Work required:
Reproduce the lines of the data below, from the first line through the line containing "curve-point <box>72 317 76 320</box>", including both of those lines.

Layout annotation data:
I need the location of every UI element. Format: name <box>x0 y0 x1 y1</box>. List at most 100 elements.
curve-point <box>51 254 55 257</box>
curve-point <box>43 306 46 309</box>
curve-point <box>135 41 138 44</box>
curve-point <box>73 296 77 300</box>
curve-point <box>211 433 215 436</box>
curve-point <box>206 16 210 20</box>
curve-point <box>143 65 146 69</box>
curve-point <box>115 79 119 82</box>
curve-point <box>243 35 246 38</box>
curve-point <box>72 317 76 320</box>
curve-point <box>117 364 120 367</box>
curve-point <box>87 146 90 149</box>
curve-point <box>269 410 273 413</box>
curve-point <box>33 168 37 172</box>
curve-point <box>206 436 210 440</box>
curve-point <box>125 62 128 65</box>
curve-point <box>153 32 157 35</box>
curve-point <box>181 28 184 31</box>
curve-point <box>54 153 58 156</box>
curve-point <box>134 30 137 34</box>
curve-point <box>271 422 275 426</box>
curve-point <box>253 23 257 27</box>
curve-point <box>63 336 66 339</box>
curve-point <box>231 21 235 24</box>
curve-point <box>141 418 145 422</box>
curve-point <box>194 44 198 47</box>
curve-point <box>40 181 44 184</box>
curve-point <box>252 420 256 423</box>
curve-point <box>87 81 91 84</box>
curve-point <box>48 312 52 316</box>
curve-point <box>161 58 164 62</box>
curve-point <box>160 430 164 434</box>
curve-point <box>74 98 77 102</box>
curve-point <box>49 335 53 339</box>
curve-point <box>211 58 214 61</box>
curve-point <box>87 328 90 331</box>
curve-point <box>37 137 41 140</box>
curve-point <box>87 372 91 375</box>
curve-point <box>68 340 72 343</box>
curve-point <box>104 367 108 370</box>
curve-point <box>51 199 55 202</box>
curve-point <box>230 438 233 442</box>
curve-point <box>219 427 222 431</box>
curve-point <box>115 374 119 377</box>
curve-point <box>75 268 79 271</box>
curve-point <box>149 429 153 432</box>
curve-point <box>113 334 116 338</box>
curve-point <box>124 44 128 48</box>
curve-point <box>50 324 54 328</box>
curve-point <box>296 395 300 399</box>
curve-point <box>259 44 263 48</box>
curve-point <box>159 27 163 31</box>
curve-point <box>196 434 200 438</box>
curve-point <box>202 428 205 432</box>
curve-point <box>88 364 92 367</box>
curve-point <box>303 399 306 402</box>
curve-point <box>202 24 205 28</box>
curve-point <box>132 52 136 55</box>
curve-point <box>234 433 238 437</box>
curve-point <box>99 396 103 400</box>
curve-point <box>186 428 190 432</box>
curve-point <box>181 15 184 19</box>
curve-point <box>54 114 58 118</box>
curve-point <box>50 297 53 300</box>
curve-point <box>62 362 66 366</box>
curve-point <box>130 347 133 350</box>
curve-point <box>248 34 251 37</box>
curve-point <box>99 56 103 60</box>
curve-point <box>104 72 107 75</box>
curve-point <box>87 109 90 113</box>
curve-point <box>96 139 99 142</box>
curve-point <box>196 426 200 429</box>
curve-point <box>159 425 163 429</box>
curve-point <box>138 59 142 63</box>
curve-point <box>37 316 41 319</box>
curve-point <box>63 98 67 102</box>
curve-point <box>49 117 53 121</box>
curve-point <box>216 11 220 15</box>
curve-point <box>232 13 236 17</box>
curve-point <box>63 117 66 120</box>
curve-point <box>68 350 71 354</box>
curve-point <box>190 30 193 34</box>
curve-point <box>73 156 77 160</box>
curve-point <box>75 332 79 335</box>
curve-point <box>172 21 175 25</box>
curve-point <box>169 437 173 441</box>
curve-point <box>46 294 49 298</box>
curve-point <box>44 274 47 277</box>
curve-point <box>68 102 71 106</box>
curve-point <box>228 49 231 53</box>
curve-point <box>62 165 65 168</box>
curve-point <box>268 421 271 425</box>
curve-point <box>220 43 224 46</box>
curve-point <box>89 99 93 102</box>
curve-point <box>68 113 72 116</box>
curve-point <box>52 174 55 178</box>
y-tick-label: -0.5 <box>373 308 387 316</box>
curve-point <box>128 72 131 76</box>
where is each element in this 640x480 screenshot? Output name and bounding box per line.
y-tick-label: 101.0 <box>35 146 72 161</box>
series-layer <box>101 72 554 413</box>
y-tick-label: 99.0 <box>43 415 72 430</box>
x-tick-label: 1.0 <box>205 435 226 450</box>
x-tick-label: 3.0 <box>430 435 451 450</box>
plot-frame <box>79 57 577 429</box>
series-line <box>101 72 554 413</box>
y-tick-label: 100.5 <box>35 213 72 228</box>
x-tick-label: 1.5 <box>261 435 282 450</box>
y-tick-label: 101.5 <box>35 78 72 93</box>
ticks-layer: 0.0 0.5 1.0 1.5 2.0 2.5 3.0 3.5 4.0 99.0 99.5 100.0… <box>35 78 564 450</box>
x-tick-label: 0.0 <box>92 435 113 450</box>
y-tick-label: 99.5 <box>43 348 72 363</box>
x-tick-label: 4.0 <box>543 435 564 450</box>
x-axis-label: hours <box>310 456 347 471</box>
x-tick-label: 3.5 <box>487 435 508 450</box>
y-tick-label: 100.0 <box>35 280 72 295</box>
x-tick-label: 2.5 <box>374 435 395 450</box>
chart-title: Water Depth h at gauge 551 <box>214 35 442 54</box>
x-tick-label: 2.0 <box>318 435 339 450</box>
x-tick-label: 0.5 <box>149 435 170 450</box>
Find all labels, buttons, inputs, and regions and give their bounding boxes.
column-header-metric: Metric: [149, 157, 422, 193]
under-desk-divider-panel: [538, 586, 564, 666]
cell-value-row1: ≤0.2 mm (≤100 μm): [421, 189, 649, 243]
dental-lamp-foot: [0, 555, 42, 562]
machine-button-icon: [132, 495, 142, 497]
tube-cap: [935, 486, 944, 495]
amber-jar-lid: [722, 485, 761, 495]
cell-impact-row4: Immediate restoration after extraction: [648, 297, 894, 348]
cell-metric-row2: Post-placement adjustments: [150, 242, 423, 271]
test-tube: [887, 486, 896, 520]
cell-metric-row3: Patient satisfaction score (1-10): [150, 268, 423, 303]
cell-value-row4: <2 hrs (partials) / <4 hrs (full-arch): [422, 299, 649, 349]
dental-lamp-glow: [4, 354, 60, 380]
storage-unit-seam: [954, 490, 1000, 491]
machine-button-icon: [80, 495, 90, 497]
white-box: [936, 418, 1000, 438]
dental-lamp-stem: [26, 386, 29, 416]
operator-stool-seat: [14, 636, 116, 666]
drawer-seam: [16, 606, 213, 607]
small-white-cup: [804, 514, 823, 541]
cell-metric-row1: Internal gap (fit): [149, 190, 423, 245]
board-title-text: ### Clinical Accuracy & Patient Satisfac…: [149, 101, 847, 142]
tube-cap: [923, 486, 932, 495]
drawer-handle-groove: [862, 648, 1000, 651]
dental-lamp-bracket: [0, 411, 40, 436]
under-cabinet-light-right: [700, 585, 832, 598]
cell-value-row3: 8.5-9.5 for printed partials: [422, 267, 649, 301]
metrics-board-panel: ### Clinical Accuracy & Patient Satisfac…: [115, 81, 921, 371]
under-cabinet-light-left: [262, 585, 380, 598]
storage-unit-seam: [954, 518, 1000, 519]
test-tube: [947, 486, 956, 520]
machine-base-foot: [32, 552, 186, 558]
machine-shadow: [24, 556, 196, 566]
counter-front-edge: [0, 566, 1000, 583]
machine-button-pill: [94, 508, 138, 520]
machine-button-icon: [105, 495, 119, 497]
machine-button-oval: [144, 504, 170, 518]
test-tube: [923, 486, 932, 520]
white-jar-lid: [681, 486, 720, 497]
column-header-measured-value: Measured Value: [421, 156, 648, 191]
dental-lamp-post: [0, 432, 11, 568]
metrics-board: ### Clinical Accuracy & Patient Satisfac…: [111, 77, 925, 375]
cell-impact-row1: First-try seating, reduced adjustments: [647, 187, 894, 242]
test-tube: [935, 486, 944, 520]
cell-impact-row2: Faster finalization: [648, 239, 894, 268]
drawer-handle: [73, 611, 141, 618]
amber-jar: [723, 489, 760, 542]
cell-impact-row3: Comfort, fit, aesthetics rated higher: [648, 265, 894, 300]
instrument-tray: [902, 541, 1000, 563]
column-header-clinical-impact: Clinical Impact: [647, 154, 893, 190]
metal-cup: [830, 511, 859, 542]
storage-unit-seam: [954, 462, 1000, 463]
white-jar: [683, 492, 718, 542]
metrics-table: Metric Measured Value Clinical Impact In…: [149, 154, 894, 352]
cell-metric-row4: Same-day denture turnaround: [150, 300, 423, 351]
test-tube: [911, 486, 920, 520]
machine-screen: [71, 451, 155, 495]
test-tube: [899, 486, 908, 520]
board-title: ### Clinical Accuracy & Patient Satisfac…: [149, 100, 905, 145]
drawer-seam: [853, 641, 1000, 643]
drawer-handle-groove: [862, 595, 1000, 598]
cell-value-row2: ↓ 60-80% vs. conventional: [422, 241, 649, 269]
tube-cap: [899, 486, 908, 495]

Full answer:
I need the location of every UI element. Format: name <box>x0 y0 x1 y1</box>. List at most 100 elements.
curve-point <box>51 254 55 257</box>
curve-point <box>43 306 46 309</box>
curve-point <box>135 41 138 44</box>
curve-point <box>73 296 77 300</box>
curve-point <box>211 433 215 436</box>
curve-point <box>206 16 210 20</box>
curve-point <box>143 65 146 69</box>
curve-point <box>115 79 119 82</box>
curve-point <box>243 35 246 38</box>
curve-point <box>72 317 76 320</box>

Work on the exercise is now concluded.